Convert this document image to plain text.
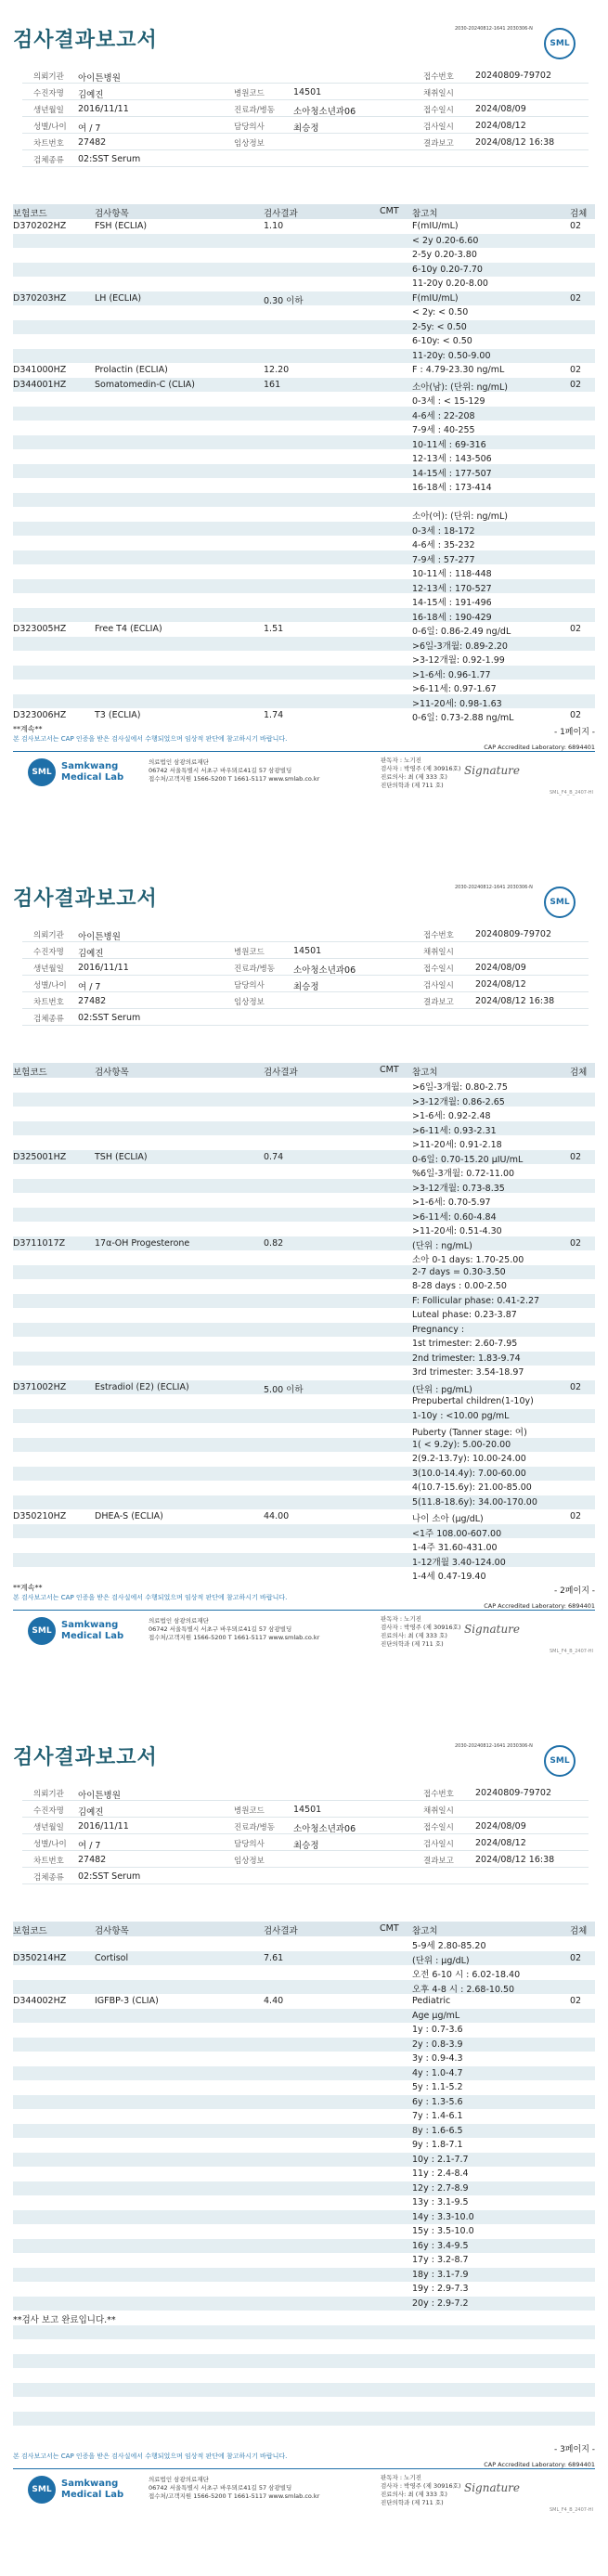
검사결과보고서	2030-20240812-1641 2030306-N
SML
의뢰기관 아이튼병원	접수번호 20240809-79702
수진자명 김예진	병원코드	14501	채취일시
생년월일 2016/11/11	진료과/병동 소아청소년과06	접수일시 2024/08/09
성별/나이 여 / 7	담당의사	최승정	검사일시 2024/08/12
차트번호 27482	임상정보	결과보고 2024/08/12 16:38
검체종류 02:SST Serum
보험코드	검사항목	검사결과	CMT 참고치	검체
D370202HZ	FSH (ECLIA)	1.10	F(mIU/mL)	02
< 2y 0.20-6.60
2-5y 0.20-3.80
6-10y 0.20-7.70
11-20y 0.20-8.00
D370203HZ	LH (ECLIA)	0.30 이하	F(mIU/mL)	02
< 2y: < 0.50
2-5y: < 0.50
6-10y: < 0.50
11-20y: 0.50-9.00
D341000HZ	Prolactin (ECLIA)	12.20	F : 4.79-23.30 ng/mL	02
D344001HZ	Somatomedin-C (CLIA)	161	소아(남): (단위: ng/mL)	02
0-3세 : < 15-129
4-6세 : 22-208
7-9세 : 40-255
10-11세 : 69-316
12-13세 : 143-506
14-15세 : 177-507
16-18세 : 173-414
소아(여): (단위: ng/mL)
0-3세 : 18-172
4-6세 : 35-232
7-9세 : 57-277
10-11세 : 118-448
12-13세 : 170-527
14-15세 : 191-496
16-18세 : 190-429
D323005HZ	Free T4 (ECLIA)	1.51	0-6일: 0.86-2.49 ng/dL	02
>6일-3개월: 0.89-2.20
>3-12개월: 0.92-1.99
>1-6세: 0.96-1.77
>6-11세: 0.97-1.67
>11-20세: 0.98-1.63
D323006HZ	T3 (ECLIA)	1.74	0-6일: 0.73-2.88 ng/mL	02
**계속**	- 1페이지 -
본 검사보고서는 CAP 인증을 받은 검사실에서 수행되었으며 임상적 판단에 참고하시기 바랍니다.
CAP Accredited Laboratory: 6894401
SML
Samkwang
Medical Lab
의료법인 삼광의료재단
06742 서울특별시 서초구 바우뫼로41길 57 삼광빌딩
접수처/고객지원 1566-5200 T 1661-5117 www.smlab.co.kr
판독자 : 노기진
검사자 : 박영주 (제 30916호)
진료의사: 최 (제 333 호)
진단의학과 (제 711 호)
Signature
SML_F4_B_2407-HI
검사결과보고서	2030-20240812-1641 2030306-N
SML
의뢰기관 아이튼병원	접수번호 20240809-79702
수진자명 김예진	병원코드	14501	채취일시
생년월일 2016/11/11	진료과/병동 소아청소년과06	접수일시 2024/08/09
성별/나이 여 / 7	담당의사	최승정	검사일시 2024/08/12
차트번호 27482	임상정보	결과보고 2024/08/12 16:38
검체종류 02:SST Serum
보험코드	검사항목	검사결과	CMT 참고치	검체
>6일-3개월: 0.80-2.75
>3-12개월: 0.86-2.65
>1-6세: 0.92-2.48
>6-11세: 0.93-2.31
>11-20세: 0.91-2.18
D325001HZ	TSH (ECLIA)	0.74	0-6일: 0.70-15.20 μIU/mL	02
%6일-3개월: 0.72-11.00
>3-12개월: 0.73-8.35
>1-6세: 0.70-5.97
>6-11세: 0.60-4.84
>11-20세: 0.51-4.30
D3711017Z	17α-OH Progesterone	0.82	(단위 : ng/mL)	02
소아 0-1 days: 1.70-25.00
2-7 days = 0.30-3.50
8-28 days : 0.00-2.50
F: Follicular phase: 0.41-2.27
Luteal phase: 0.23-3.87
Pregnancy :
1st trimester: 2.60-7.95
2nd trimester: 1.83-9.74
3rd trimester: 3.54-18.97
D371002HZ	Estradiol (E2) (ECLIA)	5.00 이하	(단위 : pg/mL)	02
Prepubertal children(1-10y)
1-10y : <10.00 pg/mL
Puberty (Tanner stage: 여)
1( < 9.2y): 5.00-20.00
2(9.2-13.7y): 10.00-24.00
3(10.0-14.4y): 7.00-60.00
4(10.7-15.6y): 21.00-85.00
5(11.8-18.6y): 34.00-170.00
D350210HZ	DHEA-S (ECLIA)	44.00	나이 소아 (μg/dL)	02
<1주 108.00-607.00
1-4주 31.60-431.00
1-12개월 3.40-124.00
1-4세 0.47-19.40
**계속**	- 2페이지 -
본 검사보고서는 CAP 인증을 받은 검사실에서 수행되었으며 임상적 판단에 참고하시기 바랍니다.
CAP Accredited Laboratory: 6894401
SML
Samkwang
Medical Lab
의료법인 삼광의료재단
06742 서울특별시 서초구 바우뫼로41길 57 삼광빌딩
접수처/고객지원 1566-5200 T 1661-5117 www.smlab.co.kr
판독자 : 노기진
검사자 : 박영주 (제 30916호)
진료의사: 최 (제 333 호)
진단의학과 (제 711 호)
Signature
SML_F4_B_2407-HI
검사결과보고서	2030-20240812-1641 2030306-N
SML
의뢰기관 아이튼병원	접수번호 20240809-79702
수진자명 김예진	병원코드	14501	채취일시
생년월일 2016/11/11	진료과/병동 소아청소년과06	접수일시 2024/08/09
성별/나이 여 / 7	담당의사	최승정	검사일시 2024/08/12
차트번호 27482	임상정보	결과보고 2024/08/12 16:38
검체종류 02:SST Serum
보험코드	검사항목	검사결과	CMT 참고치	검체
5-9세 2.80-85.20
D350214HZ	Cortisol	7.61	(단위 : μg/dL)	02
오전 6-10 시 : 6.02-18.40
오후 4-8 시 : 2.68-10.50
D344002HZ	IGFBP-3 (CLIA)	4.40	Pediatric	02
Age μg/mL
1y : 0.7-3.6
2y : 0.8-3.9
3y : 0.9-4.3
4y : 1.0-4.7
5y : 1.1-5.2
6y : 1.3-5.6
7y : 1.4-6.1
8y : 1.6-6.5
9y : 1.8-7.1
10y : 2.1-7.7
11y : 2.4-8.4
12y : 2.7-8.9
13y : 3.1-9.5
14y : 3.3-10.0
15y : 3.5-10.0
16y : 3.4-9.5
17y : 3.2-8.7
18y : 3.1-7.9
19y : 2.9-7.3
20y : 2.9-7.2
**검사 보고 완료입니다.**
- 3페이지 -
본 검사보고서는 CAP 인증을 받은 검사실에서 수행되었으며 임상적 판단에 참고하시기 바랍니다.
CAP Accredited Laboratory: 6894401
SML
Samkwang
Medical Lab
의료법인 삼광의료재단
06742 서울특별시 서초구 바우뫼로41길 57 삼광빌딩
접수처/고객지원 1566-5200 T 1661-5117 www.smlab.co.kr
판독자 : 노기진
검사자 : 박영주 (제 30916호)
진료의사: 최 (제 333 호)
진단의학과 (제 711 호)
Signature
SML_F4_B_2407-HI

__Set task__.
Make an exact copy of every entry above, minus the images.

__Task solution__.
Convert this document image to plain text.
검사결과보고서	2030-20240812-1641 2030306-N
SML
의뢰기관 아이튼병원	접수번호 20240809-79702
수진자명 김예진	병원코드	14501	채취일시
생년월일 2016/11/11	진료과/병동 소아청소년과06	접수일시 2024/08/09
성별/나이 여 / 7	담당의사	최승정	검사일시 2024/08/12
차트번호 27482	임상정보	결과보고 2024/08/12 16:38
검체종류 02:SST Serum
보험코드	검사항목	검사결과	CMT 참고치	검체
D370202HZ	FSH (ECLIA)	1.10	F(mIU/mL)	02
< 2y 0.20-6.60
2-5y 0.20-3.80
6-10y 0.20-7.70
11-20y 0.20-8.00
D370203HZ	LH (ECLIA)	0.30 이하	F(mIU/mL)	02
< 2y: < 0.50
2-5y: < 0.50
6-10y: < 0.50
11-20y: 0.50-9.00
D341000HZ	Prolactin (ECLIA)	12.20	F : 4.79-23.30 ng/mL	02
D344001HZ	Somatomedin-C (CLIA)	161	소아(남): (단위: ng/mL)	02
0-3세 : < 15-129
4-6세 : 22-208
7-9세 : 40-255
10-11세 : 69-316
12-13세 : 143-506
14-15세 : 177-507
16-18세 : 173-414
소아(여): (단위: ng/mL)
0-3세 : 18-172
4-6세 : 35-232
7-9세 : 57-277
10-11세 : 118-448
12-13세 : 170-527
14-15세 : 191-496
16-18세 : 190-429
D323005HZ	Free T4 (ECLIA)	1.51	0-6일: 0.86-2.49 ng/dL	02
>6일-3개월: 0.89-2.20
>3-12개월: 0.92-1.99
>1-6세: 0.96-1.77
>6-11세: 0.97-1.67
>11-20세: 0.98-1.63
D323006HZ	T3 (ECLIA)	1.74	0-6일: 0.73-2.88 ng/mL	02
**계속**	- 1페이지 -
본 검사보고서는 CAP 인증을 받은 검사실에서 수행되었으며 임상적 판단에 참고하시기 바랍니다.
CAP Accredited Laboratory: 6894401
SML
Samkwang
Medical Lab
의료법인 삼광의료재단
06742 서울특별시 서초구 바우뫼로41길 57 삼광빌딩
접수처/고객지원 1566-5200 T 1661-5117 www.smlab.co.kr
판독자 : 노기진
검사자 : 박영주 (제 30916호)
진료의사: 최 (제 333 호)
진단의학과 (제 711 호)
Signature
SML_F4_B_2407-HI
검사결과보고서	2030-20240812-1641 2030306-N
SML
의뢰기관 아이튼병원	접수번호 20240809-79702
수진자명 김예진	병원코드	14501	채취일시
생년월일 2016/11/11	진료과/병동 소아청소년과06	접수일시 2024/08/09
성별/나이 여 / 7	담당의사	최승정	검사일시 2024/08/12
차트번호 27482	임상정보	결과보고 2024/08/12 16:38
검체종류 02:SST Serum
보험코드	검사항목	검사결과	CMT 참고치	검체
>6일-3개월: 0.80-2.75
>3-12개월: 0.86-2.65
>1-6세: 0.92-2.48
>6-11세: 0.93-2.31
>11-20세: 0.91-2.18
D325001HZ	TSH (ECLIA)	0.74	0-6일: 0.70-15.20 μIU/mL	02
%6일-3개월: 0.72-11.00
>3-12개월: 0.73-8.35
>1-6세: 0.70-5.97
>6-11세: 0.60-4.84
>11-20세: 0.51-4.30
D3711017Z	17α-OH Progesterone	0.82	(단위 : ng/mL)	02
소아 0-1 days: 1.70-25.00
2-7 days = 0.30-3.50
8-28 days : 0.00-2.50
F: Follicular phase: 0.41-2.27
Luteal phase: 0.23-3.87
Pregnancy :
1st trimester: 2.60-7.95
2nd trimester: 1.83-9.74
3rd trimester: 3.54-18.97
D371002HZ	Estradiol (E2) (ECLIA)	5.00 이하	(단위 : pg/mL)	02
Prepubertal children(1-10y)
1-10y : <10.00 pg/mL
Puberty (Tanner stage: 여)
1( < 9.2y): 5.00-20.00
2(9.2-13.7y): 10.00-24.00
3(10.0-14.4y): 7.00-60.00
4(10.7-15.6y): 21.00-85.00
5(11.8-18.6y): 34.00-170.00
D350210HZ	DHEA-S (ECLIA)	44.00	나이 소아 (μg/dL)	02
<1주 108.00-607.00
1-4주 31.60-431.00
1-12개월 3.40-124.00
1-4세 0.47-19.40
**계속**	- 2페이지 -
본 검사보고서는 CAP 인증을 받은 검사실에서 수행되었으며 임상적 판단에 참고하시기 바랍니다.
CAP Accredited Laboratory: 6894401
SML
Samkwang
Medical Lab
의료법인 삼광의료재단
06742 서울특별시 서초구 바우뫼로41길 57 삼광빌딩
접수처/고객지원 1566-5200 T 1661-5117 www.smlab.co.kr
판독자 : 노기진
검사자 : 박영주 (제 30916호)
진료의사: 최 (제 333 호)
진단의학과 (제 711 호)
Signature
SML_F4_B_2407-HI
검사결과보고서	2030-20240812-1641 2030306-N
SML
의뢰기관 아이튼병원	접수번호 20240809-79702
수진자명 김예진	병원코드	14501	채취일시
생년월일 2016/11/11	진료과/병동 소아청소년과06	접수일시 2024/08/09
성별/나이 여 / 7	담당의사	최승정	검사일시 2024/08/12
차트번호 27482	임상정보	결과보고 2024/08/12 16:38
검체종류 02:SST Serum
보험코드	검사항목	검사결과	CMT 참고치	검체
5-9세 2.80-85.20
D350214HZ	Cortisol	7.61	(단위 : μg/dL)	02
오전 6-10 시 : 6.02-18.40
오후 4-8 시 : 2.68-10.50
D344002HZ	IGFBP-3 (CLIA)	4.40	Pediatric	02
Age μg/mL
1y : 0.7-3.6
2y : 0.8-3.9
3y : 0.9-4.3
4y : 1.0-4.7
5y : 1.1-5.2
6y : 1.3-5.6
7y : 1.4-6.1
8y : 1.6-6.5
9y : 1.8-7.1
10y : 2.1-7.7
11y : 2.4-8.4
12y : 2.7-8.9
13y : 3.1-9.5
14y : 3.3-10.0
15y : 3.5-10.0
16y : 3.4-9.5
17y : 3.2-8.7
18y : 3.1-7.9
19y : 2.9-7.3
20y : 2.9-7.2
**검사 보고 완료입니다.**
- 3페이지 -
본 검사보고서는 CAP 인증을 받은 검사실에서 수행되었으며 임상적 판단에 참고하시기 바랍니다.
CAP Accredited Laboratory: 6894401
SML
Samkwang
Medical Lab
의료법인 삼광의료재단
06742 서울특별시 서초구 바우뫼로41길 57 삼광빌딩
접수처/고객지원 1566-5200 T 1661-5117 www.smlab.co.kr
판독자 : 노기진
검사자 : 박영주 (제 30916호)
진료의사: 최 (제 333 호)
진단의학과 (제 711 호)
Signature
SML_F4_B_2407-HI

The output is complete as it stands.